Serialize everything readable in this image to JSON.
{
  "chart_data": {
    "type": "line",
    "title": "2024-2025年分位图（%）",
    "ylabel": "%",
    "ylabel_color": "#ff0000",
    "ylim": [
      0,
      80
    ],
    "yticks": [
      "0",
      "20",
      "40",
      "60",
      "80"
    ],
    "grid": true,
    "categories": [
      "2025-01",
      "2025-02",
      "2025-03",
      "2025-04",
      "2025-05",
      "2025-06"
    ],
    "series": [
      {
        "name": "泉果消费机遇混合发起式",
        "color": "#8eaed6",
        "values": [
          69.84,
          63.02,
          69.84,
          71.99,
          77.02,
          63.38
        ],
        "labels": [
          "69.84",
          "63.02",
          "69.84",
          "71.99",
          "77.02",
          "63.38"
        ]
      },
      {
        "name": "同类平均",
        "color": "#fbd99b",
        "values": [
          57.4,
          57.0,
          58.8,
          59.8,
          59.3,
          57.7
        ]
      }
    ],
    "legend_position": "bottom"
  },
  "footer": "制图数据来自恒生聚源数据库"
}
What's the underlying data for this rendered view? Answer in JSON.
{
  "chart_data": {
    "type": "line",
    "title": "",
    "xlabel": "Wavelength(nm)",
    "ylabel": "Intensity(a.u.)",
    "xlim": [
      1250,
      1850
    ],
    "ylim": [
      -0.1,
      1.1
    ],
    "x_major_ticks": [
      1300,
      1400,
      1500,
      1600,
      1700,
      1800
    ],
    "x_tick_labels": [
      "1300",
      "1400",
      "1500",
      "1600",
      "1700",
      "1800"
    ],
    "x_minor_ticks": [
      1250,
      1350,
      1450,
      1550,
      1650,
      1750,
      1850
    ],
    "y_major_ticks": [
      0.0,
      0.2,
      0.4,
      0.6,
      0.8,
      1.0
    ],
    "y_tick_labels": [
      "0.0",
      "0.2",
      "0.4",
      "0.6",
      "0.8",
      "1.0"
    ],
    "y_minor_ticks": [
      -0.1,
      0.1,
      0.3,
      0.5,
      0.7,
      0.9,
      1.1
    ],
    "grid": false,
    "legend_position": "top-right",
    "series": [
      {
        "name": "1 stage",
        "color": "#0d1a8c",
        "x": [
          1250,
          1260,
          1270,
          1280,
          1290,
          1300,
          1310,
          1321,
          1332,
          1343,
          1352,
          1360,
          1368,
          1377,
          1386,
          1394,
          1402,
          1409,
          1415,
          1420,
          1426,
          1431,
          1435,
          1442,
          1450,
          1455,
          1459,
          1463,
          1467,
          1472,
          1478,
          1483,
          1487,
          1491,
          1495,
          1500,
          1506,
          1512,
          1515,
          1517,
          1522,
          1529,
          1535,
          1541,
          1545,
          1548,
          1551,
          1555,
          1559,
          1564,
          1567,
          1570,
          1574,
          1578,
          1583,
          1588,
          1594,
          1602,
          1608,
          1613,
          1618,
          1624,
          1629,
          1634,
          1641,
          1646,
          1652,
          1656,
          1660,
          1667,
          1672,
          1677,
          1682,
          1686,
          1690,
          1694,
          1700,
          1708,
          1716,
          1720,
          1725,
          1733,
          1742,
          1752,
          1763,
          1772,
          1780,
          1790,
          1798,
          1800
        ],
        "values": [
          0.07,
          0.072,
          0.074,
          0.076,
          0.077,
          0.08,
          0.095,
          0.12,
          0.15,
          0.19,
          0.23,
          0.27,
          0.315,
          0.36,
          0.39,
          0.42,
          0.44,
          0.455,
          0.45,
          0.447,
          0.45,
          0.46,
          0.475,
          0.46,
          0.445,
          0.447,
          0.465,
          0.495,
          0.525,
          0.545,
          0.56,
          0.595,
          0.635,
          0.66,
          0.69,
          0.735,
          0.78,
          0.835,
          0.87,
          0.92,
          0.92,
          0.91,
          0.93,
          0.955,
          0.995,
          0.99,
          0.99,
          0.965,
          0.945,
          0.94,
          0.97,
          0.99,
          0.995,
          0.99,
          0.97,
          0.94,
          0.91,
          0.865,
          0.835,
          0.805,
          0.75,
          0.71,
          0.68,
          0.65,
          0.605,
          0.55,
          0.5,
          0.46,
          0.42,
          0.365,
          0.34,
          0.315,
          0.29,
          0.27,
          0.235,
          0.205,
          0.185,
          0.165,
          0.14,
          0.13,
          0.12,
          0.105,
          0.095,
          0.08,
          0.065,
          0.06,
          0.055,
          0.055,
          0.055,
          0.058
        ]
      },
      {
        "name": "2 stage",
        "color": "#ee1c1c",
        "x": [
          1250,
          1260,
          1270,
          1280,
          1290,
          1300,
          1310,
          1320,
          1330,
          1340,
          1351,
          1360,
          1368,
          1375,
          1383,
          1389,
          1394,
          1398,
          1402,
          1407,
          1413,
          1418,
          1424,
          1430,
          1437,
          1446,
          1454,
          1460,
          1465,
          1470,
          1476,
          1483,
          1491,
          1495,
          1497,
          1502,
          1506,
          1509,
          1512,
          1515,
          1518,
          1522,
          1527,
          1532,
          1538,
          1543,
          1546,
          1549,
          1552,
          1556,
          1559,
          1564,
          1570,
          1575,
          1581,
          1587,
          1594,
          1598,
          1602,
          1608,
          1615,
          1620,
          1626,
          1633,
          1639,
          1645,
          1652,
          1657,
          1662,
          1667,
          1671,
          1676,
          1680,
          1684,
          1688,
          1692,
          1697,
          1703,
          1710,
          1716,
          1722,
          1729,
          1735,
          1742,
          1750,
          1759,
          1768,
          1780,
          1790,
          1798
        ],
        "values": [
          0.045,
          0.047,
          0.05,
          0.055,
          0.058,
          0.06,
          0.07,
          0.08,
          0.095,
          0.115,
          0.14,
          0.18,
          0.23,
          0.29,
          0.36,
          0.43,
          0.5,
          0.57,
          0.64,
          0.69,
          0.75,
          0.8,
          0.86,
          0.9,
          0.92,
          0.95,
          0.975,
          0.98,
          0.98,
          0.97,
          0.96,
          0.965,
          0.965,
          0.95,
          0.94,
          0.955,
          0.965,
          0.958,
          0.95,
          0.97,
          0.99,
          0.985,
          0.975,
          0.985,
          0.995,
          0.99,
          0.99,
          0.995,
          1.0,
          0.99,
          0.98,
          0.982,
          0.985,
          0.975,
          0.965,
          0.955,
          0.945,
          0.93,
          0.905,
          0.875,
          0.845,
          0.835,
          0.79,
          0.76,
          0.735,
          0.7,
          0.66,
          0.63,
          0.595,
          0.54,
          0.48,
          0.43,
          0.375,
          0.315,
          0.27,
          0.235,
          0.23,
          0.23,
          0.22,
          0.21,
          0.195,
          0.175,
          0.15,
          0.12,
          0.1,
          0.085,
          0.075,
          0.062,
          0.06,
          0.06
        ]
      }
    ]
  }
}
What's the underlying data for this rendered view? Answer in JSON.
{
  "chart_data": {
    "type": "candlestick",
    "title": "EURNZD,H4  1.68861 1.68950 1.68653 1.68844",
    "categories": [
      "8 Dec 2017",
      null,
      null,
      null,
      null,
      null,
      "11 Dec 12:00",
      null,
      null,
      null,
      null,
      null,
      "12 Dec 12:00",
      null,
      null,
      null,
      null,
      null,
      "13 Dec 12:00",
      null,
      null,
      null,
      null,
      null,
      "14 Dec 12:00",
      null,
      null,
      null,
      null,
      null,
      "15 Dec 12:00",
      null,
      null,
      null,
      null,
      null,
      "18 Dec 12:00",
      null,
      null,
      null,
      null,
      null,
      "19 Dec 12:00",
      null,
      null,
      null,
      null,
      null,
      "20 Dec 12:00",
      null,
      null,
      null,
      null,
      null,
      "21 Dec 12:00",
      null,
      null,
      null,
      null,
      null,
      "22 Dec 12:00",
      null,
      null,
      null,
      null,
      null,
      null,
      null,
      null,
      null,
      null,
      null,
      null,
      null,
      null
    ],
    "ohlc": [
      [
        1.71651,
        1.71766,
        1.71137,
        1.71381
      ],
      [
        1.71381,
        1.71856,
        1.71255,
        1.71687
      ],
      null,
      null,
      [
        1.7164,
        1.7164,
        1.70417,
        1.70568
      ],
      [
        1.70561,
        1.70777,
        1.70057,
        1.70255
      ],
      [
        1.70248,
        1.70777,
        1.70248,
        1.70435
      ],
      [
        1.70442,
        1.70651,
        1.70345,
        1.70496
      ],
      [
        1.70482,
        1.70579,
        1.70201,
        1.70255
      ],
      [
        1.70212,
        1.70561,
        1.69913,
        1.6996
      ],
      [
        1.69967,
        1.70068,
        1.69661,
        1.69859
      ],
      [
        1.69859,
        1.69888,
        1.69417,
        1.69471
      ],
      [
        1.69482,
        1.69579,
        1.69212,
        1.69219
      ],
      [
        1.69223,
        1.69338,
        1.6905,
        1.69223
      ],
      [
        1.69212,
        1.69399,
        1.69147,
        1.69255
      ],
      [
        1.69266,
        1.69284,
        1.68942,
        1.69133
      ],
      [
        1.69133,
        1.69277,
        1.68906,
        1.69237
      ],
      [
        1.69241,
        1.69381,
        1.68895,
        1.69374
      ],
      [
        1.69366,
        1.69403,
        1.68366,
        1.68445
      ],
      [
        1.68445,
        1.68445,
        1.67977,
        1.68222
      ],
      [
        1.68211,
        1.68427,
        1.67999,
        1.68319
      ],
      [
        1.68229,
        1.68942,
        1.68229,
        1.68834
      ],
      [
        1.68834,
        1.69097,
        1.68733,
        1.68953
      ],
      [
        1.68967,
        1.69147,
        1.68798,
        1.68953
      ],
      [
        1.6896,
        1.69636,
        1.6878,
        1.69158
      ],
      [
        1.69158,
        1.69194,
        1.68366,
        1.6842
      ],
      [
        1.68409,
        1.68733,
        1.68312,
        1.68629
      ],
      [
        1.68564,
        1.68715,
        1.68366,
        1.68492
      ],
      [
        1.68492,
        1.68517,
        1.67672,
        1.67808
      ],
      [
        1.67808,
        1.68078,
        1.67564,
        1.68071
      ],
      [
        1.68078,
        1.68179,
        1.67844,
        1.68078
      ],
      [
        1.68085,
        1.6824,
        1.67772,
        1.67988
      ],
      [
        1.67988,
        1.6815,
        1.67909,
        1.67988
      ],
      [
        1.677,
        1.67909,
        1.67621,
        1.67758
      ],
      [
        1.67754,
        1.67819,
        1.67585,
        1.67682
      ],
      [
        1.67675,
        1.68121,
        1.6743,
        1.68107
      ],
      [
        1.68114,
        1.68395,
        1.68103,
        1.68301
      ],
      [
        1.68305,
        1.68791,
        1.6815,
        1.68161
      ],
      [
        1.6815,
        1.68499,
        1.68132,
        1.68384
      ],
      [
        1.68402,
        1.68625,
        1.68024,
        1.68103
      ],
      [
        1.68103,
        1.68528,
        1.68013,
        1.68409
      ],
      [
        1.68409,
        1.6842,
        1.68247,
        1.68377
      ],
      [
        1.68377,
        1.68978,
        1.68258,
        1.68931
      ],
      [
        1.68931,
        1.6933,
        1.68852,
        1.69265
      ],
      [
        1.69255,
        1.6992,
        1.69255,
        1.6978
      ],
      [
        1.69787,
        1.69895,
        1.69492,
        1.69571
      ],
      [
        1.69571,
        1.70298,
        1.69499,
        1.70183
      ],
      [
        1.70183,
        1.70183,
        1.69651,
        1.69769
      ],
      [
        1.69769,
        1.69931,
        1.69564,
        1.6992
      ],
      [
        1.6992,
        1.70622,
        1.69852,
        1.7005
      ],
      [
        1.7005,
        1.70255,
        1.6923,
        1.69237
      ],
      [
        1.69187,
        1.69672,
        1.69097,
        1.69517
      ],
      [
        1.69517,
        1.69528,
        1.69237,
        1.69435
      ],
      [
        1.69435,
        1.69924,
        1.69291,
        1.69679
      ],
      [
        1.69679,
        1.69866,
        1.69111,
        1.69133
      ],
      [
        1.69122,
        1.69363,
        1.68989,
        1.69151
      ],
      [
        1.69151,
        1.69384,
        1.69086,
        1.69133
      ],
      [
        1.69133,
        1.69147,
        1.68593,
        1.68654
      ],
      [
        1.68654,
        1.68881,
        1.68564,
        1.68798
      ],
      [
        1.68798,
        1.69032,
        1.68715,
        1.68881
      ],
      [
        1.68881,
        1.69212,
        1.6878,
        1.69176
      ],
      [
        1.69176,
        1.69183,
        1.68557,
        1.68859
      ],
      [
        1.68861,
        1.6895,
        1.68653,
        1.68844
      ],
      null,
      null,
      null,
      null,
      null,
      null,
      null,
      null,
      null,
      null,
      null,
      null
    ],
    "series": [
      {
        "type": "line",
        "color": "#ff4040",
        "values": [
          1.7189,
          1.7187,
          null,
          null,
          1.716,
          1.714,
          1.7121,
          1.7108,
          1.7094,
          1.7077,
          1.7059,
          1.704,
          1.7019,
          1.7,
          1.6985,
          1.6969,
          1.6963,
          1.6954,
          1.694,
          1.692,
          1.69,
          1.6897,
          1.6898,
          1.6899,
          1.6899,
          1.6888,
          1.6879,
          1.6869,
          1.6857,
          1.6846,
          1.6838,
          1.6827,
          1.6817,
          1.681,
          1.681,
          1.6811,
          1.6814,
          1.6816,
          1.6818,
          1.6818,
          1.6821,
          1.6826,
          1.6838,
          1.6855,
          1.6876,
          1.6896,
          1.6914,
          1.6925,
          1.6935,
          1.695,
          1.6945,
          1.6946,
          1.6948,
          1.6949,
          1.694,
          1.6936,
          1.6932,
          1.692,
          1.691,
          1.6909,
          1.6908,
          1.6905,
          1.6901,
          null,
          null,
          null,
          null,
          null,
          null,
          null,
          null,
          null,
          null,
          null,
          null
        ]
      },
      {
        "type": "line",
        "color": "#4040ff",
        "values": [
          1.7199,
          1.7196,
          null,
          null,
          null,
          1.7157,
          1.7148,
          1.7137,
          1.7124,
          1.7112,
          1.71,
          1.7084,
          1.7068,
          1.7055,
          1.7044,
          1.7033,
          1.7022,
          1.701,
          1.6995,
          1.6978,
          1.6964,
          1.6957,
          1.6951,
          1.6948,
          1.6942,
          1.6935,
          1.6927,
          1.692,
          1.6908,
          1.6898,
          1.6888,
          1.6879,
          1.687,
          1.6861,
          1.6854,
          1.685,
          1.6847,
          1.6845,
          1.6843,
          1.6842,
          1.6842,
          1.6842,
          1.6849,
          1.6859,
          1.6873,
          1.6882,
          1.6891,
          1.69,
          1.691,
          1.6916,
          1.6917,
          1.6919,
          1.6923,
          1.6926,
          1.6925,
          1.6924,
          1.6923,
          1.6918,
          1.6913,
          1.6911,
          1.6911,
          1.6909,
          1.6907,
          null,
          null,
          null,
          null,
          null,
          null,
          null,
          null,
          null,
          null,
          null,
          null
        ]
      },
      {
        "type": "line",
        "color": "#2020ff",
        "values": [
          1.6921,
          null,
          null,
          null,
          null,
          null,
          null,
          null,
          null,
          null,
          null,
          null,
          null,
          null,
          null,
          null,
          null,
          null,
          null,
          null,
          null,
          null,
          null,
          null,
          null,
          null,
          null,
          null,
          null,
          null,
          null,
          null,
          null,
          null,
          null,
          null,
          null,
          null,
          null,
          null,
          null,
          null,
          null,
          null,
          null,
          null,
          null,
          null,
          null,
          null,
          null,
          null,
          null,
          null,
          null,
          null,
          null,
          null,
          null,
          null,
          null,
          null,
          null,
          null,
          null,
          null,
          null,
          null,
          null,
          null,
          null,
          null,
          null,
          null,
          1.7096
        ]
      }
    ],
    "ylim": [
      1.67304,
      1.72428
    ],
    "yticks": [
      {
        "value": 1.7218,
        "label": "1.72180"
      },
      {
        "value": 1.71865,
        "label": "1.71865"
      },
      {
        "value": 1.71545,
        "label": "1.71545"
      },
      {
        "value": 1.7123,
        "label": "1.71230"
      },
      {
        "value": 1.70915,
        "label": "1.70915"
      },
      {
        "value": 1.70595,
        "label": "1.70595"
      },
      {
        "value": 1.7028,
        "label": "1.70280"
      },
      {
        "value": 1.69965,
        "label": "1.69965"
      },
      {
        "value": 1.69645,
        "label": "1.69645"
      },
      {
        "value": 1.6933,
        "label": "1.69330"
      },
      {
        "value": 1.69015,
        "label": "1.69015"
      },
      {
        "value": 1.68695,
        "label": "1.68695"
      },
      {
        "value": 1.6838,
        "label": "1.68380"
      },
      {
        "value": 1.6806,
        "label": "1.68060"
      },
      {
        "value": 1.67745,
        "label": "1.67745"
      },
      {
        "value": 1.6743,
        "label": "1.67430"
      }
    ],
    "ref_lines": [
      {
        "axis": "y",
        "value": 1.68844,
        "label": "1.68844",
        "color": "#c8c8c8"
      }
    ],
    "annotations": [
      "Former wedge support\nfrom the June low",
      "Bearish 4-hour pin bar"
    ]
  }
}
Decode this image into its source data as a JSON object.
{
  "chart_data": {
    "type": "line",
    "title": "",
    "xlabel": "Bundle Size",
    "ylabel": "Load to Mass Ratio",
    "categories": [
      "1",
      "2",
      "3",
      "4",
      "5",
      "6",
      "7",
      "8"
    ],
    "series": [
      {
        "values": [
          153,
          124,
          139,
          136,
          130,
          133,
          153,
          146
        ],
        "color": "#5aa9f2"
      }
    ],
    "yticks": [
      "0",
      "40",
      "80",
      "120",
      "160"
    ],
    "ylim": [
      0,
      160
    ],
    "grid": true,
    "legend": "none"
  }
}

_ _ _

> _Task instructions_:
List the lines that contain the word "xlabel".

> _Right answer_:
    "xlabel": "Wavelength(nm)",
    "xlabel": "Bundle Size",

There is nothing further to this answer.